**Objective**
Return every line below in which "label" appears.

Stored data

□ □ □ □ □

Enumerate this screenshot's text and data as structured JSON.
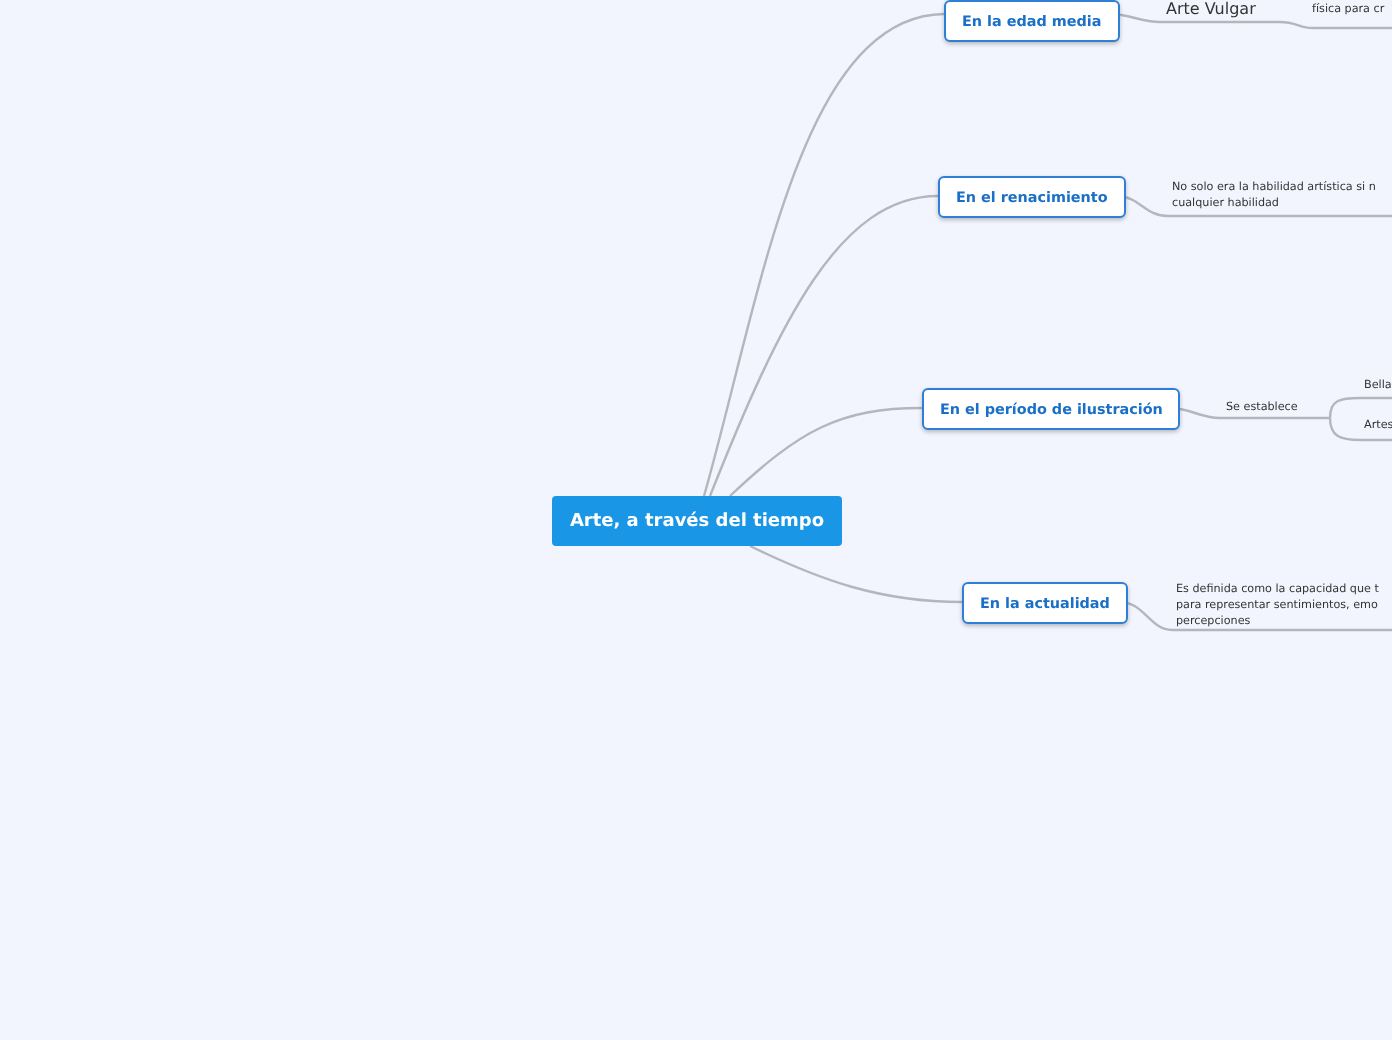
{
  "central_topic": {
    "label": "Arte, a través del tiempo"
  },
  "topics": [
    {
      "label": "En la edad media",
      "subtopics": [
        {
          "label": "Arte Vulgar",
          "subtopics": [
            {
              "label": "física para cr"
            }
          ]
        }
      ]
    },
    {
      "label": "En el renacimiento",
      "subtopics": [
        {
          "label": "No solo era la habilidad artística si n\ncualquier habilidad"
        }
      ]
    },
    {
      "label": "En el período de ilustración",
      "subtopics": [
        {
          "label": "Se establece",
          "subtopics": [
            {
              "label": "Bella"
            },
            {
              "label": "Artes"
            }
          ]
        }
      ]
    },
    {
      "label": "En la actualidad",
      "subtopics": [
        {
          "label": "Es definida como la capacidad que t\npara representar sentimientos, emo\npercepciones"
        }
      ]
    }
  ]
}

□ □ □ □ □

**Exercise output**
    "label": "Arte, a través del tiempo"
      "label": "En la edad media",
          "label": "Arte Vulgar",
              "label": "física para cr"
      "label": "En el renacimiento",
          "label": "No solo era la habilidad artística si n\ncualquier habilidad"
      "label": "En el período de ilustración",
          "label": "Se establece",
              "label": "Bella"
              "label": "Artes"
      "label": "En la actualidad",
          "label": "Es definida como la capacidad que t\npara representar sentimientos, emo\npercepciones"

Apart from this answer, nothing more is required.